____ Passage provided

[Python-ideas] Nudging beginners towards a more accurate mental model for loop else clauses

Bruce Leban bruce at leapyear.org
Sat Jun 9 18:44:15 CEST 2012


On Fri, Jun 8, 2012 at 3:34 PM, Yuval Greenfield <ubershmekel at gmail.com>
 wrote:

> > Loop statements may have an else clause; it is executed when the loop
> terminates through exhaustion of the list (with for) or when the condition
> becomes false (with while), but not when the loop is terminated by a break
> statement.


I don't think talking about exhaustion of the list is the simplest way to
think about this. Isn't it the distinction whether the loop exits at the
bottom or in the middle?

On Sat, Jun 9, 2012 at 12:46 AM, Arnaud Delobelle <arnodel at gmail.com> wrote:

> As Terry says, this is not the whole truth but you'd have to have a warped
> mind not to extrapolate the correct behaviour when there is a return or
> raise in the loop body.
>
>
If we can express this in a way that is the whole truth that's better. And
leaving out a very common scenario like return in a loop and an less common
one like raise. Asking readers of technical documentation to extrapolate
frequently leads to incorrect assumptions. Go read the docs on msdn if you
don't agree with that.

________
____ Data

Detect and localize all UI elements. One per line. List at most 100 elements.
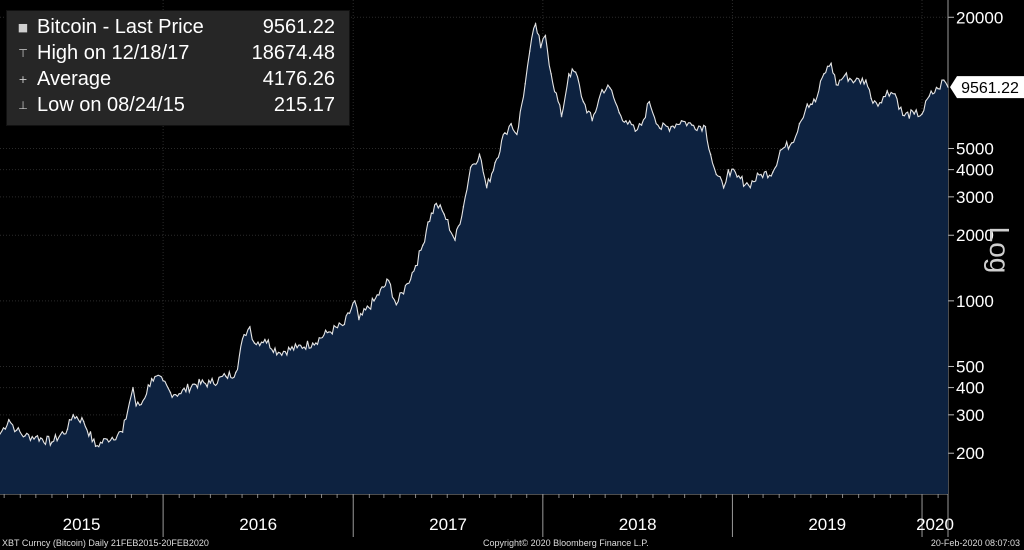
last-price-box [950,76,1024,99]
data-point [870,97,872,100]
data-point [854,80,856,82]
data-point [15,429,18,432]
price-series-line [0,21,949,448]
legend-label: Bitcoin - Last Price [37,16,204,38]
square-marker-icon: ■ [17,21,29,34]
price-area-fill [0,23,948,495]
data-point [193,383,196,385]
data-point [24,435,26,437]
data-point [591,119,593,122]
data-point [94,445,97,448]
data-point [8,418,10,421]
data-point [82,420,85,423]
data-point [524,83,526,85]
legend-value: 9561.22 [262,16,335,38]
data-point [560,115,563,118]
data-point [798,122,801,125]
legend-row-high: ⊤ High on 12/18/17 18674.48 [7,42,349,64]
data-point [373,300,375,302]
high-marker-icon: ⊤ [18,47,28,60]
data-point [806,103,809,105]
data-point [264,338,266,341]
data-point [296,346,298,349]
data-point [937,87,939,90]
legend-value: 4176.26 [262,68,335,90]
data-point [225,375,227,378]
data-point [568,73,570,75]
data-point [132,386,134,389]
data-point [715,173,718,176]
low-marker-icon: ⊥ [18,99,28,112]
data-point [150,377,153,380]
data-point [601,88,603,91]
y-scale-label: Log [984,227,1015,274]
footer-bar [0,537,1024,550]
last-price-label: 9561.22 [961,80,1019,97]
data-point [947,86,949,88]
data-point [727,168,730,171]
data-point [722,187,725,189]
data-point [772,171,774,173]
data-point [427,221,429,223]
x-year-label: 2020 [916,515,954,534]
data-point [544,34,547,37]
legend-value: 18674.48 [251,42,335,64]
legend-label: Average [37,68,112,90]
data-point [235,371,237,374]
data-point [35,435,37,438]
data-point [135,405,137,407]
footer-timestamp: 20-Feb-2020 08:07:03 [930,538,1020,548]
data-point [913,113,916,115]
legend-label: Low on 08/24/15 [37,94,185,116]
y-tick-label: 200 [956,444,984,463]
data-point [670,125,672,128]
data-point [454,239,456,241]
data-point [469,166,472,169]
x-year-label: 2018 [619,515,657,534]
y-tick-label: 2000 [956,226,994,245]
legend-label: High on 12/18/17 [37,42,190,64]
y-tick-label: 5000 [956,139,994,158]
data-point [494,161,496,164]
data-point [121,431,124,433]
data-point [106,438,108,440]
data-point [485,187,488,189]
y-tick-label: 400 [956,379,984,398]
data-point [625,119,627,122]
data-point [443,213,445,215]
data-point [478,153,481,156]
data-point [529,50,531,52]
data-point [178,392,181,395]
data-point [534,22,537,25]
y-tick-label: 500 [956,357,984,376]
data-point [747,184,750,186]
data-point [886,89,889,92]
data-point [140,403,143,406]
data-point [823,73,825,75]
data-point [435,202,438,205]
data-point [843,74,846,77]
data-point [51,441,53,443]
data-point [736,176,738,178]
last-price-callout: 9561.22 [950,76,1024,99]
legend-row-low: ⊥ Low on 08/24/15 215.17 [7,94,349,116]
data-point [709,153,712,156]
y-tick-label: 4000 [956,161,994,180]
data-point [928,95,931,97]
data-point [779,149,782,152]
data-point [395,303,398,306]
data-point [680,119,683,122]
data-point [462,206,465,208]
data-point [880,102,883,104]
data-point [243,333,245,336]
legend-row-last-price: ■ Bitcoin - Last Price 9561.22 [7,16,349,38]
average-marker-icon: + [18,73,28,86]
data-point [902,114,904,117]
y-tick-label: 300 [956,406,984,425]
data-point [634,130,637,133]
x-year-label: 2015 [63,515,101,534]
data-point [510,122,512,125]
legend-value: 215.17 [273,94,335,116]
y-tick-label: 1000 [956,292,994,311]
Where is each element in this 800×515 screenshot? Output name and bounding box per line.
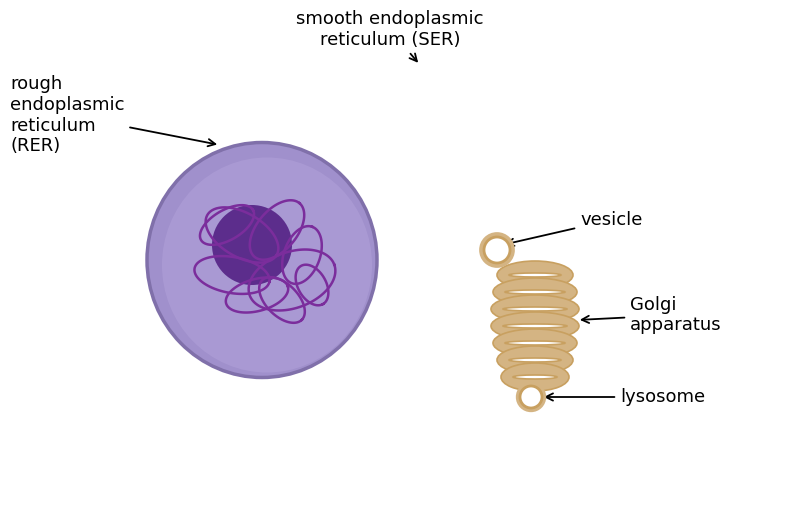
Ellipse shape <box>493 278 577 306</box>
Ellipse shape <box>212 205 292 285</box>
Ellipse shape <box>509 273 561 277</box>
Ellipse shape <box>503 324 567 328</box>
Ellipse shape <box>497 346 573 374</box>
Ellipse shape <box>505 290 565 294</box>
Ellipse shape <box>147 143 377 377</box>
Ellipse shape <box>503 307 567 311</box>
Ellipse shape <box>162 158 372 372</box>
Ellipse shape <box>513 375 557 379</box>
Text: smooth endoplasmic
reticulum (SER): smooth endoplasmic reticulum (SER) <box>296 10 484 61</box>
Ellipse shape <box>493 329 577 357</box>
Ellipse shape <box>497 261 573 289</box>
Ellipse shape <box>501 363 569 391</box>
Text: lysosome: lysosome <box>546 388 705 406</box>
Ellipse shape <box>509 358 561 362</box>
Text: Golgi
apparatus: Golgi apparatus <box>582 296 722 334</box>
Text: vesicle: vesicle <box>506 211 642 246</box>
Ellipse shape <box>520 386 542 408</box>
Ellipse shape <box>491 295 579 323</box>
Ellipse shape <box>505 341 565 345</box>
Ellipse shape <box>491 312 579 340</box>
Ellipse shape <box>484 237 510 263</box>
Text: rough
endoplasmic
reticulum
(RER): rough endoplasmic reticulum (RER) <box>10 75 215 156</box>
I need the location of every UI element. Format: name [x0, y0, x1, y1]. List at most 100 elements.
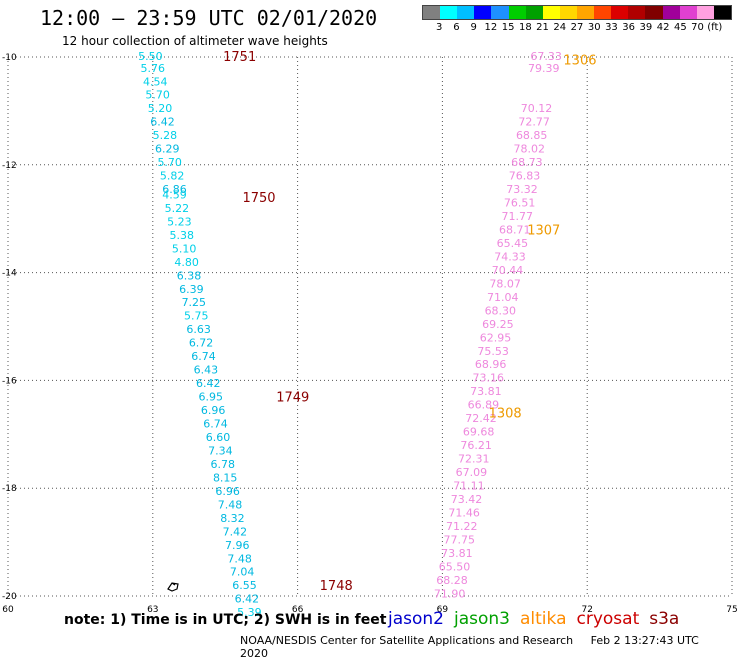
legend-label: 6 — [453, 22, 460, 33]
chart-subtitle: 12 hour collection of altimeter wave hei… — [62, 34, 328, 48]
wave-height-label: 70.12 — [521, 102, 553, 115]
x-tick-label: 63 — [147, 605, 158, 615]
wave-height-label: 68.85 — [516, 129, 548, 142]
legend-swatch — [491, 6, 509, 19]
wave-height-label: 5.70 — [145, 89, 170, 102]
wave-height-label: 6.29 — [155, 143, 180, 156]
pass-number-label: 1308 — [489, 407, 522, 422]
island-shape — [167, 582, 179, 592]
footnote: note: 1) Time is in UTC; 2) SWH is in fe… — [64, 612, 387, 628]
wave-height-label: 4.80 — [174, 256, 199, 269]
mission-legend: jason2 jason3 altika cryosat s3a — [388, 609, 689, 629]
legend-swatch — [679, 6, 697, 19]
wave-height-label: 6.72 — [189, 337, 214, 350]
x-tick-label: 60 — [2, 605, 14, 615]
wave-height-label: 7.48 — [218, 498, 243, 511]
wave-height-label: 70.44 — [492, 264, 524, 277]
wave-height-label: 6.43 — [194, 364, 219, 377]
wave-height-label: 6.39 — [179, 283, 204, 296]
wave-height-label: 6.63 — [186, 323, 211, 336]
legend-swatch — [696, 6, 714, 19]
wave-height-label: 5.22 — [165, 202, 190, 215]
wave-height-label: 65.45 — [497, 237, 529, 250]
wave-height-label: 6.55 — [232, 579, 257, 592]
legend-label: 45 — [673, 22, 687, 33]
legend-label: 21 — [536, 22, 549, 33]
pass-number-label: 1748 — [320, 579, 353, 594]
wave-height-label: 73.81 — [441, 547, 473, 560]
wave-height-label: 6.74 — [203, 418, 228, 431]
wave-height-label: 69.68 — [463, 426, 495, 439]
wave-height-label: 8.32 — [220, 512, 245, 525]
wave-height-label: 6.78 — [211, 458, 236, 471]
wave-height-label: 79.39 — [528, 62, 560, 75]
x-tick-label: 66 — [292, 605, 304, 615]
y-tick-label: -14 — [2, 269, 17, 279]
legend-label: 9 — [470, 22, 477, 33]
wave-height-label: 6.42 — [196, 377, 221, 390]
wave-height-label: 5.38 — [170, 229, 195, 242]
wave-height-label: 6.42 — [235, 593, 260, 606]
grid-lines — [7, 56, 733, 597]
wave-height-label: 6.74 — [191, 350, 216, 363]
wave-height-label: 71.04 — [487, 291, 519, 304]
wave-height-label: 72.42 — [465, 412, 497, 425]
pass-number-label: 1749 — [276, 391, 309, 406]
wave-height-label: 65.50 — [439, 560, 471, 573]
legend-swatch — [508, 6, 526, 19]
wave-height-label: 71.22 — [446, 520, 478, 533]
wave-height-label: 73.81 — [470, 385, 502, 398]
y-tick-label: -18 — [2, 484, 17, 494]
wave-height-label: 68.71 — [499, 223, 531, 236]
mission-name-jason2: jason2 — [388, 609, 444, 629]
color-scale-labels: 3 6 9 12 15 18 21 24 27 30 33 36 39 42 45 70 (ft) — [422, 22, 732, 34]
legend-label: 12 — [484, 22, 498, 33]
wave-height-label: 67.33 — [530, 50, 562, 63]
legend-swatch — [440, 6, 458, 19]
wave-height-label: 6.60 — [206, 431, 231, 444]
chart-title: 12:00 — 23:59 UTC 02/01/2020 — [40, 6, 378, 30]
legend-swatch — [611, 6, 629, 19]
wave-height-label: 5.39 — [237, 606, 262, 619]
legend-swatch — [713, 6, 731, 19]
mission-name-s3a: s3a — [649, 609, 680, 629]
wave-height-label: 77.75 — [444, 533, 476, 546]
pass-number-label: 1307 — [527, 223, 560, 238]
wave-height-label: 66.89 — [468, 399, 500, 412]
wave-height-label: 73.16 — [473, 372, 505, 385]
legend-swatch — [474, 6, 492, 19]
wave-height-label: 72.77 — [518, 116, 550, 129]
wave-height-label: 5.50 — [138, 50, 163, 63]
legend-label: 70 — [691, 22, 704, 33]
legend-swatch — [423, 6, 441, 19]
x-tick-label: 69 — [437, 605, 449, 615]
legend-label: 36 — [622, 22, 636, 33]
x-tick-label: 72 — [581, 605, 592, 615]
legend-swatch — [662, 6, 680, 19]
wave-height-label: 4.59 — [162, 188, 187, 201]
legend-label: 39 — [639, 22, 653, 33]
mission-name-altika: altika — [520, 609, 567, 629]
wave-height-label: 5.76 — [141, 62, 166, 75]
wave-height-label: 6.86 — [162, 183, 187, 196]
pass-number-label: 1306 — [563, 54, 596, 69]
y-tick-label: -12 — [2, 161, 17, 171]
wave-height-label: 73.32 — [506, 183, 538, 196]
legend-swatch — [594, 6, 612, 19]
wave-height-label: 7.34 — [208, 444, 233, 457]
wave-height-label: 68.96 — [475, 358, 507, 371]
pass-number-label: 1751 — [223, 50, 256, 65]
legend-label: 30 — [587, 22, 601, 33]
wave-height-label: 5.10 — [172, 242, 197, 255]
wave-height-label: 6.42 — [150, 116, 175, 129]
wave-height-label: 78.07 — [489, 277, 521, 290]
wave-height-label: 5.82 — [160, 170, 185, 183]
wave-height-label: 8.15 — [213, 471, 238, 484]
wave-height-label: 5.23 — [167, 215, 192, 228]
legend-label: 3 — [436, 22, 443, 33]
wave-height-label: 73.42 — [451, 493, 483, 506]
wave-height-label: 71.46 — [448, 506, 480, 519]
wave-height-label: 76.51 — [504, 197, 536, 210]
legend-swatch — [525, 6, 543, 19]
legend-swatch — [628, 6, 646, 19]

________

- [Exercise tasks]:
1 > Set down the stretch of the mailing-list post on loop else clauses from "I don't think" through "in the middle?".
2 > In the mailing-list post on loop else clauses, what distinction does Bruce Leban suggest is a simpler way to think about when the else clause runs?
3 > Translate this sentence from the mailing-list post on loop else clauses into Spanish: "Asking readers of technical documentation to extrapolate frequently leads to incorrect assumptions."

- [Answers for the exercise]:
1 >
I don't think talking about exhaustion of the list is the simplest way to
think about this. Isn't it the distinction whether the loop exits at the
bottom or in the middle?

2 > Whether the loop exits at the bottom or in the middle.

3 > Pedir a los lectores de documentación técnica que extrapolen conduce con frecuencia a suposiciones incorrectas.